● Extract:
Myoblast Therapy Ameliorates Skeletal Muscle Atrophy Resulting From Chronic Denervation.

Dias Shaquielle, Padovano William, Qiu Chenhu, Harris Thomas, Suresh Rachana, Lee Erica, Mihaly Eszter, Lu Xiaoya Julia, Altamirano Dallas, Mao Hai-Quan, Grayson Warren L, Tuffaha Sami

Muscle & nerve · 2026 · PMID 42033083

PubMed ↗DOI ↗

INTRODUCTION/

AIMS: Skeletal muscle undergoes progressive denervation-induced muscle atrophy (DIMA) after peripheral nerve injury that severely impairs the potential for motor functional recovery with reinnervation. There are currently no therapeutic strategies to reverse the deleterious effects of chronic DIMA, leaving affected patients with lifelong disability. Herein, we used a translational rodent forelimb nerve injury model to investigate whether targeted injection of syngeneic myoblasts to chronically atrophic muscle can reverse the histologic and functional consequences of DIMA.

METHODS: Male Lewis rats underwent median nerve transection followed by immediate (positive control) or delayed repair. Following a plateau of motor function, myoblasts were injected into the digital flexor muscles (n = 5-6 per group), delivered in either saline or a nanofiber hydrogel composite (NHC) loaded with agrin- and insulin-like growth factor 1 (IGF-1)-releasing nanoparticles (npNHC). Serial functional assessments of stimulated grip strength and terminal histological evaluation were used to measure recovery.

● Tasks to carry out:
1. According to the myoblast therapy abstract, which nerve did the male Lewis rats have transected?
2. Translate this sentence from the myoblast therapy abstract into Spanish: "There are currently no therapeutic strategies to reverse the deleterious effects of chronic DIMA, leaving affected patients with lifelong disability."

● Study material:
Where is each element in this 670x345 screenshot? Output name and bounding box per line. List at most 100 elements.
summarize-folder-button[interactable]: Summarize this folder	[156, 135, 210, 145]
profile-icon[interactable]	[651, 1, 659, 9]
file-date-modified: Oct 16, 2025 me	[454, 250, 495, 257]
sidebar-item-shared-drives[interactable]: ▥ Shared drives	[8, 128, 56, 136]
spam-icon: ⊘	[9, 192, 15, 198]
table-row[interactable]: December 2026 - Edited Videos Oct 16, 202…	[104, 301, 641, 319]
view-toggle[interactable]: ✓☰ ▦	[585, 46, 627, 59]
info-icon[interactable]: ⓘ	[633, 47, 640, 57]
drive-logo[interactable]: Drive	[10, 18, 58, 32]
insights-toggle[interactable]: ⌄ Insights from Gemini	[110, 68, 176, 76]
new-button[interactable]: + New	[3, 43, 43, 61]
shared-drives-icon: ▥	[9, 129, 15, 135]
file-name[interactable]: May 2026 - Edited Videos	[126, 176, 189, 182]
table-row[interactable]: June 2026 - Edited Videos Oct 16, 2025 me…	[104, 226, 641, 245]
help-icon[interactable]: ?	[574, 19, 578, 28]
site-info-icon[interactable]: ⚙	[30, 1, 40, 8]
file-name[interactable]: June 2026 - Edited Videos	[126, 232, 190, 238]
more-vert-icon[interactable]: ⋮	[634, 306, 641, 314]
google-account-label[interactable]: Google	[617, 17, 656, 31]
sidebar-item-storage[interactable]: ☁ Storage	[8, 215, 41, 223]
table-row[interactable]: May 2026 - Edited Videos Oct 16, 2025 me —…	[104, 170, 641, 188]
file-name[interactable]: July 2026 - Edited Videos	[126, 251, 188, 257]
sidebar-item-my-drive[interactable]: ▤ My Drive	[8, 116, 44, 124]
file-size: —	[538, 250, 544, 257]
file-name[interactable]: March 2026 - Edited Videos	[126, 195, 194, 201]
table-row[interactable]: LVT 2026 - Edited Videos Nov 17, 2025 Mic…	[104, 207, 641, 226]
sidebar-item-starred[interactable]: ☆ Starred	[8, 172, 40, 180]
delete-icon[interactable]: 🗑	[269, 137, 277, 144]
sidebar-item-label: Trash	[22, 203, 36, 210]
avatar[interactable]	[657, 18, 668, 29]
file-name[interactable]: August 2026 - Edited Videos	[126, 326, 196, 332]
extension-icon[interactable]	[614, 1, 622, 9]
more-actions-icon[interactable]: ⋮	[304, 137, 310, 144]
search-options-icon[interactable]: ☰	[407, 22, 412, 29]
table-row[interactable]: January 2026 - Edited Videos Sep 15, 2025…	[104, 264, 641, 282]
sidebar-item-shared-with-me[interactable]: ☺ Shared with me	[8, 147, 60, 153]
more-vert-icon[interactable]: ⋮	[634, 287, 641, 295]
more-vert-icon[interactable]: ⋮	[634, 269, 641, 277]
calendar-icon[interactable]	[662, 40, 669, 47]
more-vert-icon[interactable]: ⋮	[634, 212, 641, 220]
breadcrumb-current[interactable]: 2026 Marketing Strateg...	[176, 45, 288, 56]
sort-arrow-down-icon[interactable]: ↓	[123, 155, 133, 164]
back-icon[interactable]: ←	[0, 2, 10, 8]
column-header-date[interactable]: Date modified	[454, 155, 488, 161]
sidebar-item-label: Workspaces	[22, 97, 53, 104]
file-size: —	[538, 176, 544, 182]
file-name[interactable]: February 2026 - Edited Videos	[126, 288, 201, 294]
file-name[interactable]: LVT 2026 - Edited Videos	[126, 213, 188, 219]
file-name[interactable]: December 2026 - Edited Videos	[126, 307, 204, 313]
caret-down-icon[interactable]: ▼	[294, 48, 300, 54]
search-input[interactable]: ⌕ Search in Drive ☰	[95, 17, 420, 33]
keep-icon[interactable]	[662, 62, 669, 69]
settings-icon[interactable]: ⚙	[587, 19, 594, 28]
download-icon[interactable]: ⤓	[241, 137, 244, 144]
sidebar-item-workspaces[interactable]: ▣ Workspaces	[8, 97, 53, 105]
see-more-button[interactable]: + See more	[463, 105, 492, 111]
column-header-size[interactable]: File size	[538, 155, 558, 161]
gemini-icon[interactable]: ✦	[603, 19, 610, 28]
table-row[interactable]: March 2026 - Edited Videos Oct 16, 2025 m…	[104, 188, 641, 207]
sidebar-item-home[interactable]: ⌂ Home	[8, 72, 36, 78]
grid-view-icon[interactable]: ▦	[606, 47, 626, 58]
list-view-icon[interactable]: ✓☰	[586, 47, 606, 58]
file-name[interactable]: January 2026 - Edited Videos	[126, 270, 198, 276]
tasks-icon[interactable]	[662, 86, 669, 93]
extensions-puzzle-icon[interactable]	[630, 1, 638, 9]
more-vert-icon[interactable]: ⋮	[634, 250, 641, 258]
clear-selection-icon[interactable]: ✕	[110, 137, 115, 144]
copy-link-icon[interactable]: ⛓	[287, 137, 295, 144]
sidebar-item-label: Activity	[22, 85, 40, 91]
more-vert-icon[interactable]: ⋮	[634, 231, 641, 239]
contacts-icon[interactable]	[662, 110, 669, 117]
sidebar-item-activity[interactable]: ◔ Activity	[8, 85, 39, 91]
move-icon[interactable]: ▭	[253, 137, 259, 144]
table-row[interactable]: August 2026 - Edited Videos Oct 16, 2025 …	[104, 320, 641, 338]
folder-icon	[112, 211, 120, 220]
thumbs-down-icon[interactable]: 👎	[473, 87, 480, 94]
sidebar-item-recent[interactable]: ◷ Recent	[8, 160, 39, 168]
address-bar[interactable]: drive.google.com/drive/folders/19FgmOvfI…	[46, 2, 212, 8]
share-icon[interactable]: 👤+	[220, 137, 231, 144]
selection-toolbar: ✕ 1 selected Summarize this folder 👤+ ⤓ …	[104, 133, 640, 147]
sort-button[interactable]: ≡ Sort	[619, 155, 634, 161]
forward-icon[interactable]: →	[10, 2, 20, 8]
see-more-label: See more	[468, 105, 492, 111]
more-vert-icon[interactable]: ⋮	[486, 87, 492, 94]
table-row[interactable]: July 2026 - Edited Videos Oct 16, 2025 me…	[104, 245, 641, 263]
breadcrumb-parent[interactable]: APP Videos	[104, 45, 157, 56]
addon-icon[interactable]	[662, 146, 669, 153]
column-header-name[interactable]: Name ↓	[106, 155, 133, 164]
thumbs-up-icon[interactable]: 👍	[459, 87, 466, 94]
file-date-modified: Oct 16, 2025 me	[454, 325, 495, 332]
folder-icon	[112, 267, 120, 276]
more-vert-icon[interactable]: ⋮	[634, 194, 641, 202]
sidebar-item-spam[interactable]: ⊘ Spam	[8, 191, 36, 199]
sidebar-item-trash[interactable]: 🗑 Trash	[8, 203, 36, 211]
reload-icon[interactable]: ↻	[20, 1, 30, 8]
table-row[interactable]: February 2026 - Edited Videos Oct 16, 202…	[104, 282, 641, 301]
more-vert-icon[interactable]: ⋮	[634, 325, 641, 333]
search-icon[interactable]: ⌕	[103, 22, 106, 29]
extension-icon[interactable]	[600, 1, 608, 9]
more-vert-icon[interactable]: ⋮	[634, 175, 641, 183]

● Task results:
1. The median nerve.

2. Actualmente no existen estrategias terapéuticas para revertir los efectos perjudiciales de la DIMA crónica, lo que deja a los pacientes afectados con una discapacidad de por vida.